(Data extracted from a collection)
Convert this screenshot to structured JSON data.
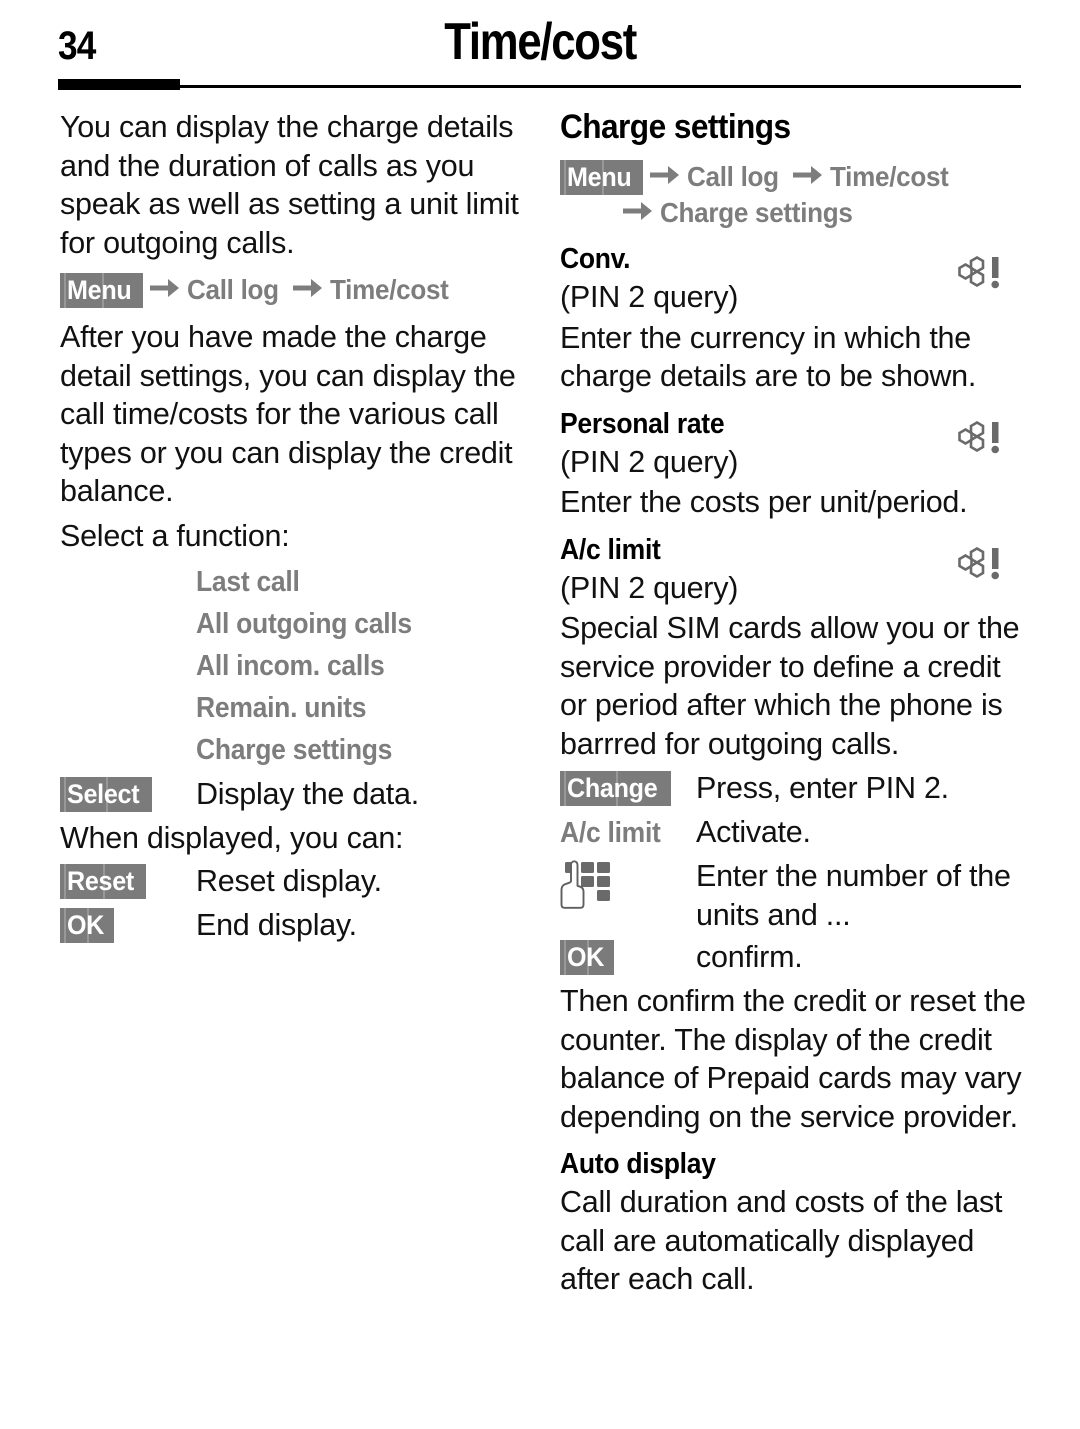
{
  "header": {
    "page_number": "34",
    "title": "Time/cost"
  },
  "left_column": {
    "intro_paragraph": "You can display the charge details and the duration of calls as you speak as well as setting a unit limit for outgoing calls.",
    "navpath": {
      "menu_label": "Menu",
      "step1": "Call log",
      "step2": "Time/cost"
    },
    "after_paragraph": "After you have made the charge detail settings, you can display the call time/costs for the various call types or you can display the credit balance.",
    "select_function_label": "Select a function:",
    "options": [
      "Last call",
      "All outgoing calls",
      "All incom. calls",
      "Remain. units",
      "Charge settings"
    ],
    "rows": [
      {
        "key": "Select",
        "key_type": "softkey",
        "desc": "Display the data."
      }
    ],
    "when_displayed_label": "When displayed, you can:",
    "rows2": [
      {
        "key": "Reset",
        "key_type": "softkey",
        "desc": "Reset display."
      },
      {
        "key": "OK",
        "key_type": "softkey",
        "desc": "End display."
      }
    ]
  },
  "right_column": {
    "section_heading": "Charge settings",
    "navpath": {
      "menu_label": "Menu",
      "step1": "Call log",
      "step2": "Time/cost",
      "step3": "Charge settings"
    },
    "conv": {
      "heading": "Conv.",
      "pin_note": "(PIN 2 query)",
      "body": "Enter the currency in which the charge details are to be shown.",
      "icon": "sim-card-dependent-icon"
    },
    "personal_rate": {
      "heading": "Personal rate",
      "pin_note": "(PIN 2 query)",
      "body": "Enter the costs per unit/period.",
      "icon": "sim-card-dependent-icon"
    },
    "ac_limit": {
      "heading": "A/c limit",
      "pin_note": "(PIN 2 query)",
      "body": "Special SIM cards allow you or the service provider to define a credit or period after which the phone is barrred for outgoing calls.",
      "icon": "sim-card-dependent-icon",
      "rows": [
        {
          "key": "Change",
          "key_type": "softkey",
          "desc": "Press, enter PIN 2."
        },
        {
          "key": "A/c limit",
          "key_type": "gray-label",
          "desc": "Activate."
        },
        {
          "key": "keypad-entry-icon",
          "key_type": "icon",
          "desc": "Enter the number of the units and ..."
        },
        {
          "key": "OK",
          "key_type": "softkey",
          "desc": "confirm."
        }
      ],
      "closing": "Then confirm the credit or reset the counter. The display of the credit balance of Prepaid cards may vary depending on the service provider."
    },
    "auto_display": {
      "heading": "Auto display",
      "body": "Call duration and costs of the last call are automatically displayed after each call."
    }
  },
  "colors": {
    "gray_text": "#7d7d7d",
    "softkey_bg": "#7b7b7b",
    "body_text": "#111111",
    "icon_gray": "#6a6a6a"
  }
}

* Problem details
Leave every image out, and retype the material exactly.

* Answer below
Convert this screenshot to structured JSON data.
{
  "header": {
    "page_number": "34",
    "title": "Time/cost"
  },
  "left_column": {
    "intro_paragraph": "You can display the charge details and the duration of calls as you speak as well as setting a unit limit for outgoing calls.",
    "navpath": {
      "menu_label": "Menu",
      "step1": "Call log",
      "step2": "Time/cost"
    },
    "after_paragraph": "After you have made the charge detail settings, you can display the call time/costs for the various call types or you can display the credit balance.",
    "select_function_label": "Select a function:",
    "options": [
      "Last call",
      "All outgoing calls",
      "All incom. calls",
      "Remain. units",
      "Charge settings"
    ],
    "rows": [
      {
        "key": "Select",
        "key_type": "softkey",
        "desc": "Display the data."
      }
    ],
    "when_displayed_label": "When displayed, you can:",
    "rows2": [
      {
        "key": "Reset",
        "key_type": "softkey",
        "desc": "Reset display."
      },
      {
        "key": "OK",
        "key_type": "softkey",
        "desc": "End display."
      }
    ]
  },
  "right_column": {
    "section_heading": "Charge settings",
    "navpath": {
      "menu_label": "Menu",
      "step1": "Call log",
      "step2": "Time/cost",
      "step3": "Charge settings"
    },
    "conv": {
      "heading": "Conv.",
      "pin_note": "(PIN 2 query)",
      "body": "Enter the currency in which the charge details are to be shown.",
      "icon": "sim-card-dependent-icon"
    },
    "personal_rate": {
      "heading": "Personal rate",
      "pin_note": "(PIN 2 query)",
      "body": "Enter the costs per unit/period.",
      "icon": "sim-card-dependent-icon"
    },
    "ac_limit": {
      "heading": "A/c limit",
      "pin_note": "(PIN 2 query)",
      "body": "Special SIM cards allow you or the service provider to define a credit or period after which the phone is barrred for outgoing calls.",
      "icon": "sim-card-dependent-icon",
      "rows": [
        {
          "key": "Change",
          "key_type": "softkey",
          "desc": "Press, enter PIN 2."
        },
        {
          "key": "A/c limit",
          "key_type": "gray-label",
          "desc": "Activate."
        },
        {
          "key": "keypad-entry-icon",
          "key_type": "icon",
          "desc": "Enter the number of the units and ..."
        },
        {
          "key": "OK",
          "key_type": "softkey",
          "desc": "confirm."
        }
      ],
      "closing": "Then confirm the credit or reset the counter. The display of the credit balance of Prepaid cards may vary depending on the service provider."
    },
    "auto_display": {
      "heading": "Auto display",
      "body": "Call duration and costs of the last call are automatically displayed after each call."
    }
  },
  "colors": {
    "gray_text": "#7d7d7d",
    "softkey_bg": "#7b7b7b",
    "body_text": "#111111",
    "icon_gray": "#6a6a6a"
  }
}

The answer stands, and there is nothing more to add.